— Begin Dataset records —

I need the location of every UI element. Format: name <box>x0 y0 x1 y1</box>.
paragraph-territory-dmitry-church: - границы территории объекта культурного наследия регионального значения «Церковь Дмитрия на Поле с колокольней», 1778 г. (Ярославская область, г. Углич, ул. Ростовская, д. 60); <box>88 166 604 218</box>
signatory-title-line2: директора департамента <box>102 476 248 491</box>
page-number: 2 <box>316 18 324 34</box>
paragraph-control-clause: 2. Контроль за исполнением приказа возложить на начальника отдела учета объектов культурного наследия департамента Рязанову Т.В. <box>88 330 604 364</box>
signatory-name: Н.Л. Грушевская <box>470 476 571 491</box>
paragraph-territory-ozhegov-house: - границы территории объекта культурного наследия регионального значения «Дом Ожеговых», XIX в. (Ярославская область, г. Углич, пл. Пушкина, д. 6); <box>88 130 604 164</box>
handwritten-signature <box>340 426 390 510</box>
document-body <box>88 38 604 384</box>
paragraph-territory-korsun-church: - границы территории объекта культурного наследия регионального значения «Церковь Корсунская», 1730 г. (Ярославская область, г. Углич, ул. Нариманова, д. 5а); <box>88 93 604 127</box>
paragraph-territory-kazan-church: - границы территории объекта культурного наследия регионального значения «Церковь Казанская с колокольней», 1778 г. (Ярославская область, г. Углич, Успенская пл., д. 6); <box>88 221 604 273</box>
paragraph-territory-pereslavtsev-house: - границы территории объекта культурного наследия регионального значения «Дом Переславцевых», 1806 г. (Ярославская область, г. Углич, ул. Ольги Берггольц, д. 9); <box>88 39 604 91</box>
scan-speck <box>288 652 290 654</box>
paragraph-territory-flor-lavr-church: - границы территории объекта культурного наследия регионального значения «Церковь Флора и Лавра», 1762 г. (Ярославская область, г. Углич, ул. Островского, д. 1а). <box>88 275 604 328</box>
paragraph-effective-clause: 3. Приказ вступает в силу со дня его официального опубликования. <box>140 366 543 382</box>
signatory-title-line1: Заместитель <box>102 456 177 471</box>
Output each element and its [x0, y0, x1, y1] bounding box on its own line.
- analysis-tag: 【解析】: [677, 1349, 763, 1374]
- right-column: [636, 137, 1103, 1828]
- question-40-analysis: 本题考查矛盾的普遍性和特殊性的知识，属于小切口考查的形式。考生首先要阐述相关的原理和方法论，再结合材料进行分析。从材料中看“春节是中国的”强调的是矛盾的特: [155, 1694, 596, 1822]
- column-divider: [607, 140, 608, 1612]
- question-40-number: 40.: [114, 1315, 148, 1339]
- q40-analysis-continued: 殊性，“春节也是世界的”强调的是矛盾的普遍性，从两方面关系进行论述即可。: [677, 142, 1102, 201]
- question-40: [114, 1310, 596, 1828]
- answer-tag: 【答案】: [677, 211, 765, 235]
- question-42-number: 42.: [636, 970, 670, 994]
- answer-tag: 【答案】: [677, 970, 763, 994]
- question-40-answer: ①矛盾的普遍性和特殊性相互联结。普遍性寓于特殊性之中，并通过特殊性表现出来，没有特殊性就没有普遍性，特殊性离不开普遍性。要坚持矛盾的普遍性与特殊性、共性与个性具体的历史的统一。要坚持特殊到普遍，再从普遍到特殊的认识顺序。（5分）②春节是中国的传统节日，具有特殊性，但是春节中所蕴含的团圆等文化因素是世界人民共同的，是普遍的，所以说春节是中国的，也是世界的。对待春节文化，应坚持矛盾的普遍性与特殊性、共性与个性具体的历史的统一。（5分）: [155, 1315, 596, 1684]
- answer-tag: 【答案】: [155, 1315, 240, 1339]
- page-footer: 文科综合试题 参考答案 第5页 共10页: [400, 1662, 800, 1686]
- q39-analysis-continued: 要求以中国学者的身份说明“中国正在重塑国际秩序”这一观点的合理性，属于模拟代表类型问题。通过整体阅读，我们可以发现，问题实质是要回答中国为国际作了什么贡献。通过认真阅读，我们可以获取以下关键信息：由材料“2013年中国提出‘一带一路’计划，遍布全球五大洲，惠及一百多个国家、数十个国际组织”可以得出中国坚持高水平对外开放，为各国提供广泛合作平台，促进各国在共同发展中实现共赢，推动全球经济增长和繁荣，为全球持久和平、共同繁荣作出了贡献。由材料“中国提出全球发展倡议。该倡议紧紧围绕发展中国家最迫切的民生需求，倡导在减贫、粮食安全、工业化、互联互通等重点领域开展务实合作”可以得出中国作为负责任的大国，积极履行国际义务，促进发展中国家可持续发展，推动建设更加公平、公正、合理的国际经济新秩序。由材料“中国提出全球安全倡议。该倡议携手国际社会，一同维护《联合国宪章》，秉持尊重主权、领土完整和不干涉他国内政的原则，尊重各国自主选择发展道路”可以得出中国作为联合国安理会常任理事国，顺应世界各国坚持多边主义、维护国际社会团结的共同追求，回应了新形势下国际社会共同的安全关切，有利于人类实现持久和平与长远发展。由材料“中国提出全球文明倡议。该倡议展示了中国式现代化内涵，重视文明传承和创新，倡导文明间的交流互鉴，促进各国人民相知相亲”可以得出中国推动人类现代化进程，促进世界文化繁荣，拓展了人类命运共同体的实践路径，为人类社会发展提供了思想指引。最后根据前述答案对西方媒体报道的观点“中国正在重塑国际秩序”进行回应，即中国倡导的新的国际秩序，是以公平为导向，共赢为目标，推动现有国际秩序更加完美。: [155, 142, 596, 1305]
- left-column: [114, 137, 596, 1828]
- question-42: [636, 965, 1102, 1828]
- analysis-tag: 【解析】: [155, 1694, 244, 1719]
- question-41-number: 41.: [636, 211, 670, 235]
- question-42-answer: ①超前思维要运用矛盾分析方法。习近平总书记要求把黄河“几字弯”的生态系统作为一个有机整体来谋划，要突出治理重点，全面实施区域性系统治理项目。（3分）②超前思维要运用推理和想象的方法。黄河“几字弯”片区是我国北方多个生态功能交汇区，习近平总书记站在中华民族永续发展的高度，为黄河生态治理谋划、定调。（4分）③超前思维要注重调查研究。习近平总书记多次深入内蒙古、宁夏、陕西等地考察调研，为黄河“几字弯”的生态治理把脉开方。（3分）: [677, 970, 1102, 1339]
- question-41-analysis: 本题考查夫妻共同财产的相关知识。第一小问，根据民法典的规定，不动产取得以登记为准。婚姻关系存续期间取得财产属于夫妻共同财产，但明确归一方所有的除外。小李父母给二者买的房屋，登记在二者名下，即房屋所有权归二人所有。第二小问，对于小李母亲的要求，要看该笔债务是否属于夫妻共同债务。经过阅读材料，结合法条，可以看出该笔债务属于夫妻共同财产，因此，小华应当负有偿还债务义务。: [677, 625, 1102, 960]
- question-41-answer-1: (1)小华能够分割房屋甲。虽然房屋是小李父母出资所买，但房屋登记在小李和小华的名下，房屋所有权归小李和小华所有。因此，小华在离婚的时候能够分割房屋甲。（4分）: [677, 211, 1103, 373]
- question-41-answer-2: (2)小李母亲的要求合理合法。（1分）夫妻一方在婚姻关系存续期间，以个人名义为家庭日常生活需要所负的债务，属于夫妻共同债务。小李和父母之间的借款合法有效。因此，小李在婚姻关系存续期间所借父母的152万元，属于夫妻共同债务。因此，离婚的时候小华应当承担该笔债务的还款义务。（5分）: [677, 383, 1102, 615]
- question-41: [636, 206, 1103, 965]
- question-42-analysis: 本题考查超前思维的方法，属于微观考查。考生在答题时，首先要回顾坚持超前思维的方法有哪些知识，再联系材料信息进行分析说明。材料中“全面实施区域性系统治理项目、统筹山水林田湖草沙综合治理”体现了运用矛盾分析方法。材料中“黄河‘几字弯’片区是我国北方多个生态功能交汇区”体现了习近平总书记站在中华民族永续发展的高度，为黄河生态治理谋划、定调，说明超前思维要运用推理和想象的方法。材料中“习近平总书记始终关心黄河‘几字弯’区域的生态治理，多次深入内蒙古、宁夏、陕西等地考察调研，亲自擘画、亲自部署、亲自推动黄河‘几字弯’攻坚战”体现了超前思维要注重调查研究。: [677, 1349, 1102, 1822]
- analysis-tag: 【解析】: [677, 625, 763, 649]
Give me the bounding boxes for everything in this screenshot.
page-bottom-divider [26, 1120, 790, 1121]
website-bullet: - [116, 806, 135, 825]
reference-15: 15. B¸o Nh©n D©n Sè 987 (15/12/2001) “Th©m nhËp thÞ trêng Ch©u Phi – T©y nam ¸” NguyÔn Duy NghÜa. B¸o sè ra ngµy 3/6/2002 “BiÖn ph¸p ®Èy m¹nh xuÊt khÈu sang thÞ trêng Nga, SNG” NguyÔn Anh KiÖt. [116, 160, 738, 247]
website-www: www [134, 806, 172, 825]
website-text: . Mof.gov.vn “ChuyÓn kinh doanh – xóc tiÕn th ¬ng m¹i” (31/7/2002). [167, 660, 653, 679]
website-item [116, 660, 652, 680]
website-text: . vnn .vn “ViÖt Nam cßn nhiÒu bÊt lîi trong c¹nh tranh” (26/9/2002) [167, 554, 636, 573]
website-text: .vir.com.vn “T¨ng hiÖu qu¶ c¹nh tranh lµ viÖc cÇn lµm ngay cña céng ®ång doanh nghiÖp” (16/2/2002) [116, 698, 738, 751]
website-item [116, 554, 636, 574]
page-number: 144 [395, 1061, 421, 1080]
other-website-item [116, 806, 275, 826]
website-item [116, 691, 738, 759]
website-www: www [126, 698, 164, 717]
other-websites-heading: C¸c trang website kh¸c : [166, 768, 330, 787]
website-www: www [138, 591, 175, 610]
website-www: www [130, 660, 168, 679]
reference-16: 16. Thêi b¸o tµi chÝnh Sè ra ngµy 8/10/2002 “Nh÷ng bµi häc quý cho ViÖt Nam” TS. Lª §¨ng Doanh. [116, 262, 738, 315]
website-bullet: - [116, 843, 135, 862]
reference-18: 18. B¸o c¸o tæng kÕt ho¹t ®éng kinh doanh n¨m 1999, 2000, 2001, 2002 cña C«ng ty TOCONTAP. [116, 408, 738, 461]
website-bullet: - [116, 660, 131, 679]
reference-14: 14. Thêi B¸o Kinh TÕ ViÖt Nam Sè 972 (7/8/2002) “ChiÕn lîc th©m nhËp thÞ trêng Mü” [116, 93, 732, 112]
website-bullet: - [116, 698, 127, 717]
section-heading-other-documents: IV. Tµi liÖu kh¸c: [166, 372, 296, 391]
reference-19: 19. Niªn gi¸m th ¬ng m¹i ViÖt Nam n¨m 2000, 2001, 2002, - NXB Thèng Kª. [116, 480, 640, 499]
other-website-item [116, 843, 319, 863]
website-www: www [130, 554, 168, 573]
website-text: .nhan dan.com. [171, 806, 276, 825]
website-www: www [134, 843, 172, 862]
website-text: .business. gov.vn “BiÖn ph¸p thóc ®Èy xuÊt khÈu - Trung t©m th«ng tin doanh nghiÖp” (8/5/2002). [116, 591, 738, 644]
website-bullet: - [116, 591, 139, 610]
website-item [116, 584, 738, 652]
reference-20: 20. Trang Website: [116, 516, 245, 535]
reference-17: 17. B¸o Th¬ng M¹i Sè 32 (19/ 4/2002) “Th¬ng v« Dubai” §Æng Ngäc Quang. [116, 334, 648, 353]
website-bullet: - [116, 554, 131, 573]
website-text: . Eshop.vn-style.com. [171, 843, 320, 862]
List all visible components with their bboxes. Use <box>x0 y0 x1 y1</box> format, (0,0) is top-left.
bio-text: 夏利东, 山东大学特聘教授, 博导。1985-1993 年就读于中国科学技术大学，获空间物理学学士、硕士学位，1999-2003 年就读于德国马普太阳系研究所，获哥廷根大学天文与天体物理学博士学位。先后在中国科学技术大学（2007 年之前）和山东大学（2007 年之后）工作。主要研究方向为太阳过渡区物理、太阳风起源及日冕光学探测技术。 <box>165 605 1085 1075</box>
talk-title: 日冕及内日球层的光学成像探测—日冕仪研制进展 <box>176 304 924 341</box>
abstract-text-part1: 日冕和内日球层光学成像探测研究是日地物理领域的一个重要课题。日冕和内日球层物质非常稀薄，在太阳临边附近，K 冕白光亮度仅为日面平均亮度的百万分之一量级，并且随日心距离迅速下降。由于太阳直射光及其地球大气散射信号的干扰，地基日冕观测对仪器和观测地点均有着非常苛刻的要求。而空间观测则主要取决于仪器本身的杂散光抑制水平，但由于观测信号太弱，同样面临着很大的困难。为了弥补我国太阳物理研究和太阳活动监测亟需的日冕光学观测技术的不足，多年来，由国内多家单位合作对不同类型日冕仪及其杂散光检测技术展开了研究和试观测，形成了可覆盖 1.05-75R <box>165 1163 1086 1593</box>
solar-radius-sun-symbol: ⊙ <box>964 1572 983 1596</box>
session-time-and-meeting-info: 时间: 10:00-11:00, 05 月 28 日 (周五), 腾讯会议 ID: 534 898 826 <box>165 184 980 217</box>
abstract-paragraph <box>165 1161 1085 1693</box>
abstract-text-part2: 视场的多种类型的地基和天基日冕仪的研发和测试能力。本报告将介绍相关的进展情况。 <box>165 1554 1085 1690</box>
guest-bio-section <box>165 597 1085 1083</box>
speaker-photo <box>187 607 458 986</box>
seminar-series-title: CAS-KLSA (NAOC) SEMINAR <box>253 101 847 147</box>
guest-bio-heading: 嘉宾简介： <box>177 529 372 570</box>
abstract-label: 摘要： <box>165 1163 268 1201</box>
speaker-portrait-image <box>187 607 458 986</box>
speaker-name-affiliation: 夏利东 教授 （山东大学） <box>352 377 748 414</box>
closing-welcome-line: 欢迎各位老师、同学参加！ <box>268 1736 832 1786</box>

— End Dataset records —

**What you need to do:** Write out the lines from the first one through the line containing "document-body <box>88 38 604 384</box>", including both ends.

**Task answer:**
I need the location of every UI element. Format: name <box>x0 y0 x1 y1</box>.
paragraph-territory-dmitry-church: - границы территории объекта культурного наследия регионального значения «Церковь Дмитрия на Поле с колокольней», 1778 г. (Ярославская область, г. Углич, ул. Ростовская, д. 60); <box>88 166 604 218</box>
signatory-title-line2: директора департамента <box>102 476 248 491</box>
page-number: 2 <box>316 18 324 34</box>
paragraph-control-clause: 2. Контроль за исполнением приказа возложить на начальника отдела учета объектов культурного наследия департамента Рязанову Т.В. <box>88 330 604 364</box>
signatory-name: Н.Л. Грушевская <box>470 476 571 491</box>
paragraph-territory-ozhegov-house: - границы территории объекта культурного наследия регионального значения «Дом Ожеговых», XIX в. (Ярославская область, г. Углич, пл. Пушкина, д. 6); <box>88 130 604 164</box>
handwritten-signature <box>340 426 390 510</box>
document-body <box>88 38 604 384</box>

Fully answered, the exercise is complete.